**The problem:** Images should be left out, and everything else in the listing reproduced exactly.

Data tied to figure images:
○ ○ ○ ○

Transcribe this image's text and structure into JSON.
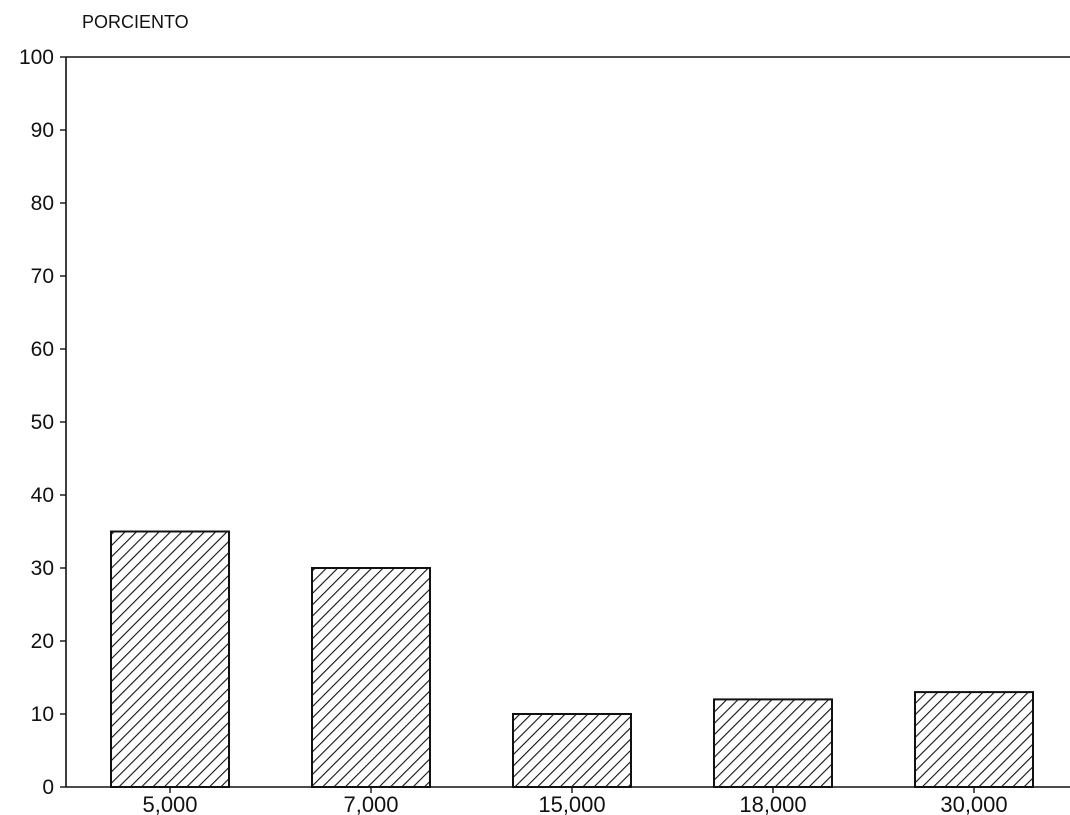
{
  "chart_data": {
    "type": "bar",
    "title": "",
    "xlabel": "",
    "ylabel": "PORCIENTO",
    "categories": [
      "5,000",
      "7,000",
      "15,000",
      "18,000",
      "30,000"
    ],
    "values": [
      35,
      30,
      10,
      12,
      13
    ],
    "ylim": [
      0,
      100
    ],
    "yticks": [
      "0",
      "10",
      "20",
      "30",
      "40",
      "50",
      "60",
      "70",
      "80",
      "90",
      "100"
    ],
    "grid": false,
    "legend": "none",
    "bar_fill": "diagonal hatch",
    "colors": {
      "ink": "#111111",
      "background": "#ffffff"
    }
  }
}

○ ○ ○ ○

**Written solution:**
Transcribe this image's text and structure into JSON.
{
  "chart_data": {
    "type": "bar",
    "title": "",
    "xlabel": "",
    "ylabel": "PORCIENTO",
    "categories": [
      "5,000",
      "7,000",
      "15,000",
      "18,000",
      "30,000"
    ],
    "values": [
      35,
      30,
      10,
      12,
      13
    ],
    "ylim": [
      0,
      100
    ],
    "yticks": [
      "0",
      "10",
      "20",
      "30",
      "40",
      "50",
      "60",
      "70",
      "80",
      "90",
      "100"
    ],
    "grid": false,
    "legend": "none",
    "bar_fill": "diagonal hatch",
    "colors": {
      "ink": "#111111",
      "background": "#ffffff"
    }
  }
}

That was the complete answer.